(The problem)
Answer with one number only: the number of lines that contain "nmode".

___

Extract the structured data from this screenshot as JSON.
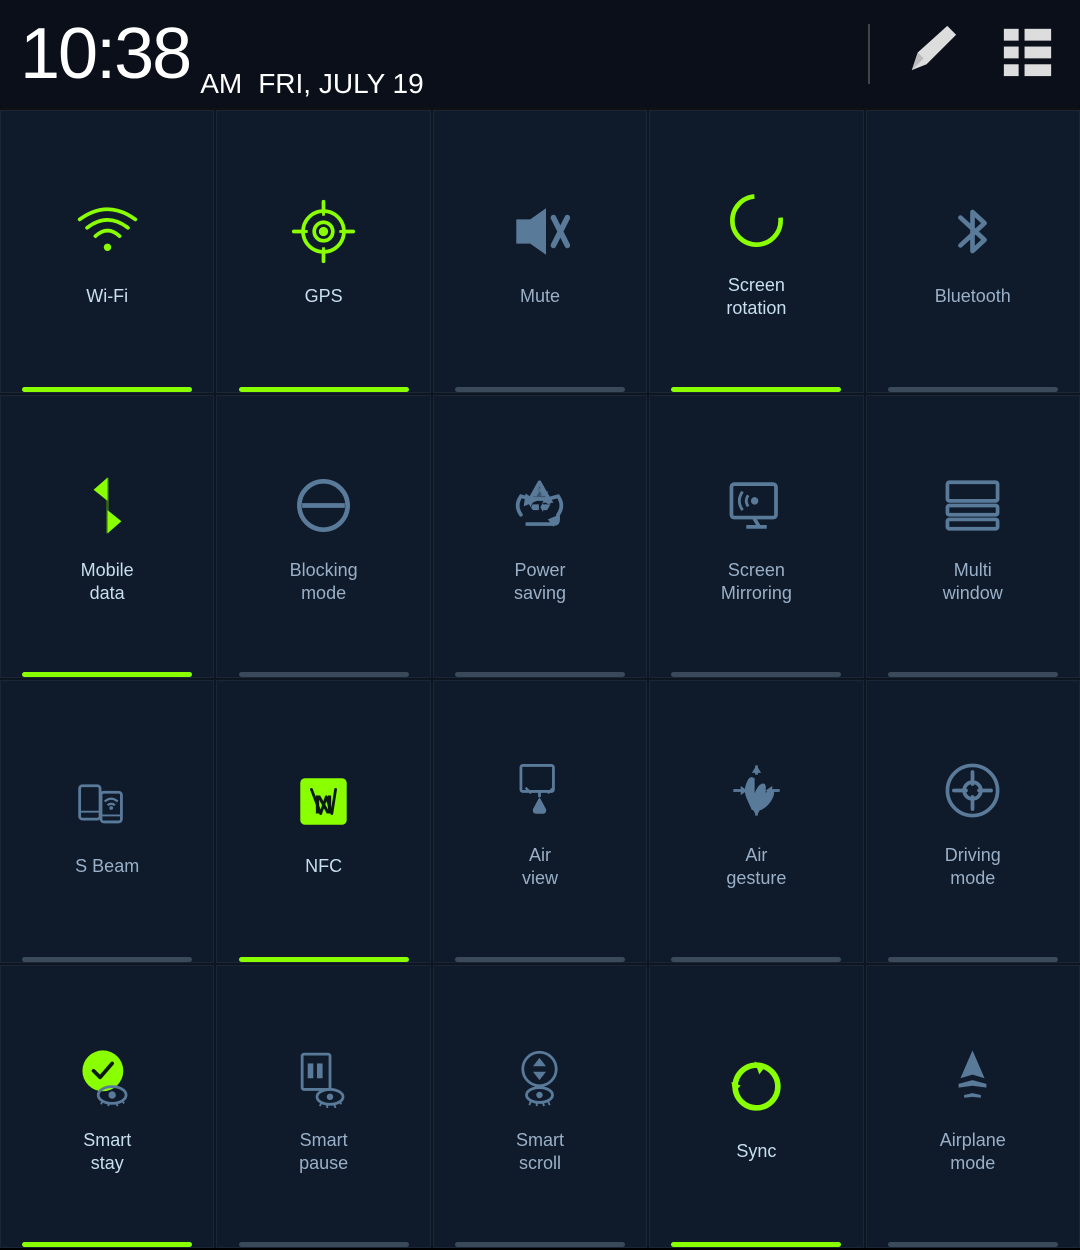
{
  "statusBar": {
    "time": "10:38",
    "ampm": "AM",
    "date": "FRI, JULY 19"
  },
  "tiles": [
    {
      "id": "wifi",
      "label": "Wi-Fi",
      "active": true,
      "row": 1,
      "col": 1
    },
    {
      "id": "gps",
      "label": "GPS",
      "active": true,
      "row": 1,
      "col": 2
    },
    {
      "id": "mute",
      "label": "Mute",
      "active": false,
      "row": 1,
      "col": 3
    },
    {
      "id": "screen-rotation",
      "label": "Screen\nrotation",
      "active": true,
      "row": 1,
      "col": 4
    },
    {
      "id": "bluetooth",
      "label": "Bluetooth",
      "active": false,
      "row": 1,
      "col": 5
    },
    {
      "id": "mobile-data",
      "label": "Mobile\ndata",
      "active": true,
      "row": 2,
      "col": 1
    },
    {
      "id": "blocking-mode",
      "label": "Blocking\nmode",
      "active": false,
      "row": 2,
      "col": 2
    },
    {
      "id": "power-saving",
      "label": "Power\nsaving",
      "active": false,
      "row": 2,
      "col": 3
    },
    {
      "id": "screen-mirroring",
      "label": "Screen\nMirroring",
      "active": false,
      "row": 2,
      "col": 4
    },
    {
      "id": "multi-window",
      "label": "Multi\nwindow",
      "active": false,
      "row": 2,
      "col": 5
    },
    {
      "id": "s-beam",
      "label": "S Beam",
      "active": false,
      "row": 3,
      "col": 1
    },
    {
      "id": "nfc",
      "label": "NFC",
      "active": true,
      "row": 3,
      "col": 2
    },
    {
      "id": "air-view",
      "label": "Air\nview",
      "active": false,
      "row": 3,
      "col": 3
    },
    {
      "id": "air-gesture",
      "label": "Air\ngesture",
      "active": false,
      "row": 3,
      "col": 4
    },
    {
      "id": "driving-mode",
      "label": "Driving\nmode",
      "active": false,
      "row": 3,
      "col": 5
    },
    {
      "id": "smart-stay",
      "label": "Smart\nstay",
      "active": true,
      "row": 4,
      "col": 1
    },
    {
      "id": "smart-pause",
      "label": "Smart\npause",
      "active": false,
      "row": 4,
      "col": 2
    },
    {
      "id": "smart-scroll",
      "label": "Smart\nscroll",
      "active": false,
      "row": 4,
      "col": 3
    },
    {
      "id": "sync",
      "label": "Sync",
      "active": true,
      "row": 4,
      "col": 4
    },
    {
      "id": "airplane-mode",
      "label": "Airplane\nmode",
      "active": false,
      "row": 4,
      "col": 5
    }
  ]
}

___

(Answer to the problem)
3